Below is a listing; write it out exactly and drop any images from it.
[Start]
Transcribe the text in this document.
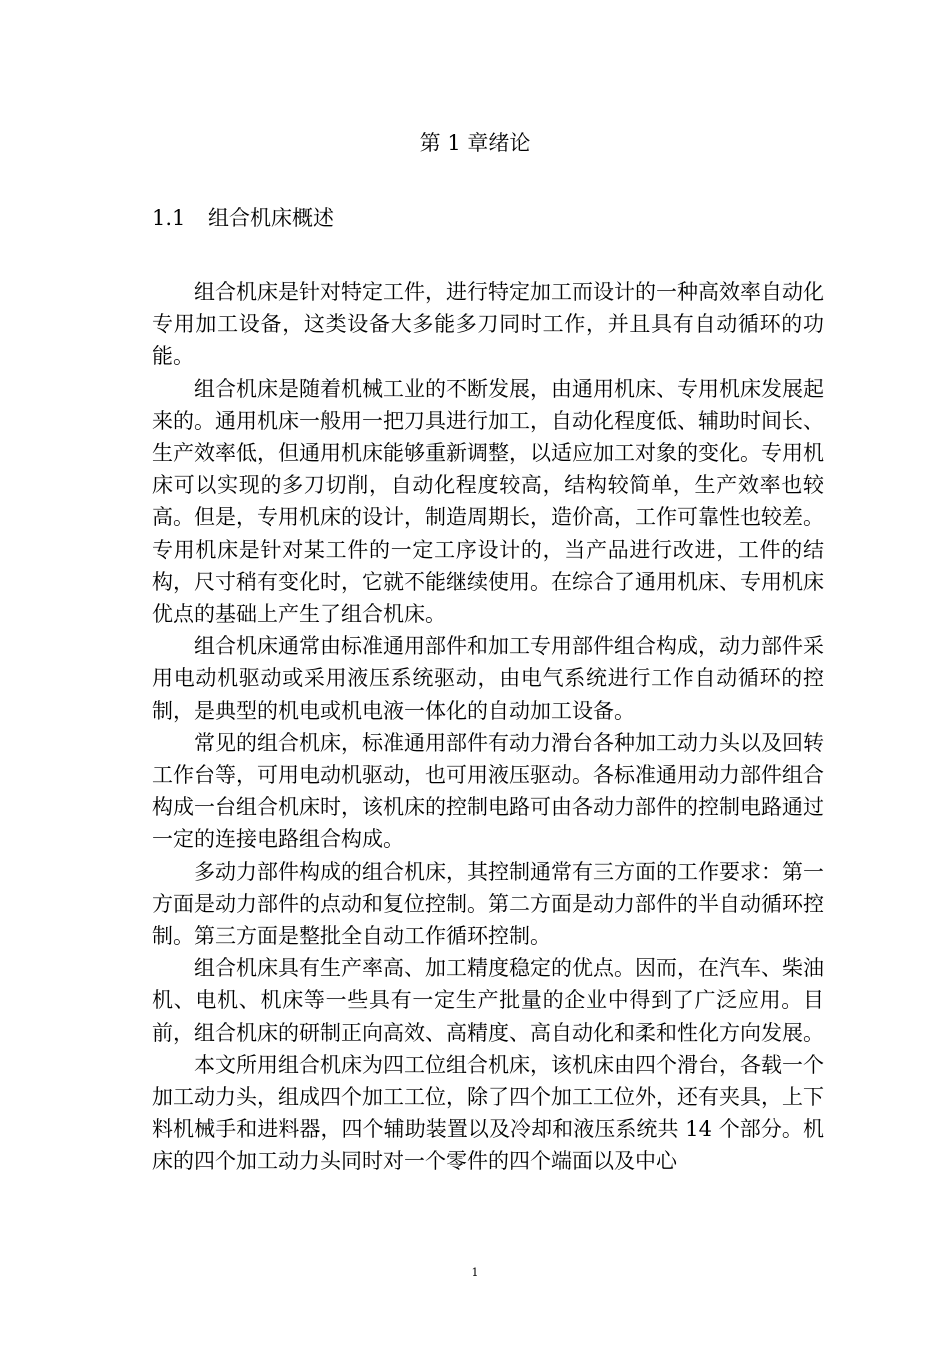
第 1 章绪论
1.1 组合机床概述

组合机床是针对特定工件，进行特定加工而设计的一种高效率自动化专用加工设备，这类设备大多能多刀同时工作，并且具有自动循环的功能。

组合机床是随着机械工业的不断发展，由通用机床、专用机床发展起来的。通用机床一般用一把刀具进行加工，自动化程度低、辅助时间长、生产效率低，但通用机床能够重新调整，以适应加工对象的变化。专用机床可以实现的多刀切削，自动化程度较高，结构较简单，生产效率也较高。但是，专用机床的设计，制造周期长，造价高，工作可靠性也较差。专用机床是针对某工件的一定工序设计的，当产品进行改进，工件的结构，尺寸稍有变化时，它就不能继续使用。在综合了通用机床、专用机床优点的基础上产生了组合机床。

组合机床通常由标准通用部件和加工专用部件组合构成，动力部件采用电动机驱动或采用液压系统驱动，由电气系统进行工作自动循环的控制，是典型的机电或机电液一体化的自动加工设备。

常见的组合机床，标准通用部件有动力滑台各种加工动力头以及回转工作台等，可用电动机驱动，也可用液压驱动。各标准通用动力部件组合构成一台组合机床时，该机床的控制电路可由各动力部件的控制电路通过一定的连接电路组合构成。

多动力部件构成的组合机床，其控制通常有三方面的工作要求：第一方面是动力部件的点动和复位控制。第二方面是动力部件的半自动循环控制。第三方面是整批全自动工作循环控制。

组合机床具有生产率高、加工精度稳定的优点。因而，在汽车、柴油机、电机、机床等一些具有一定生产批量的企业中得到了广泛应用。目前，组合机床的研制正向高效、高精度、高自动化和柔和性化方向发展。

本文所用组合机床为四工位组合机床，该机床由四个滑台，各载一个加工动力头，组成四个加工工位，除了四个加工工位外，还有夹具，上下料机械手和进料器，四个辅助装置以及冷却和液压系统共 14 个部分。机床的四个加工动力头同时对一个零件的四个端面以及中心

1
[End]
OUTPUT BELOW:
Transcribe the text in this document.
第 1 章绪论
1.1 组合机床概述

组合机床是针对特定工件，进行特定加工而设计的一种高效率自动化专用加工设备，这类设备大多能多刀同时工作，并且具有自动循环的功能。

组合机床是随着机械工业的不断发展，由通用机床、专用机床发展起来的。通用机床一般用一把刀具进行加工，自动化程度低、辅助时间长、生产效率低，但通用机床能够重新调整，以适应加工对象的变化。专用机床可以实现的多刀切削，自动化程度较高，结构较简单，生产效率也较高。但是，专用机床的设计，制造周期长，造价高，工作可靠性也较差。专用机床是针对某工件的一定工序设计的，当产品进行改进，工件的结构，尺寸稍有变化时，它就不能继续使用。在综合了通用机床、专用机床优点的基础上产生了组合机床。

组合机床通常由标准通用部件和加工专用部件组合构成，动力部件采用电动机驱动或采用液压系统驱动，由电气系统进行工作自动循环的控制，是典型的机电或机电液一体化的自动加工设备。

常见的组合机床，标准通用部件有动力滑台各种加工动力头以及回转工作台等，可用电动机驱动，也可用液压驱动。各标准通用动力部件组合构成一台组合机床时，该机床的控制电路可由各动力部件的控制电路通过一定的连接电路组合构成。

多动力部件构成的组合机床，其控制通常有三方面的工作要求：第一方面是动力部件的点动和复位控制。第二方面是动力部件的半自动循环控制。第三方面是整批全自动工作循环控制。

组合机床具有生产率高、加工精度稳定的优点。因而，在汽车、柴油机、电机、机床等一些具有一定生产批量的企业中得到了广泛应用。目前，组合机床的研制正向高效、高精度、高自动化和柔和性化方向发展。

本文所用组合机床为四工位组合机床，该机床由四个滑台，各载一个加工动力头，组成四个加工工位，除了四个加工工位外，还有夹具，上下料机械手和进料器，四个辅助装置以及冷却和液压系统共 14 个部分。机床的四个加工动力头同时对一个零件的四个端面以及中心

1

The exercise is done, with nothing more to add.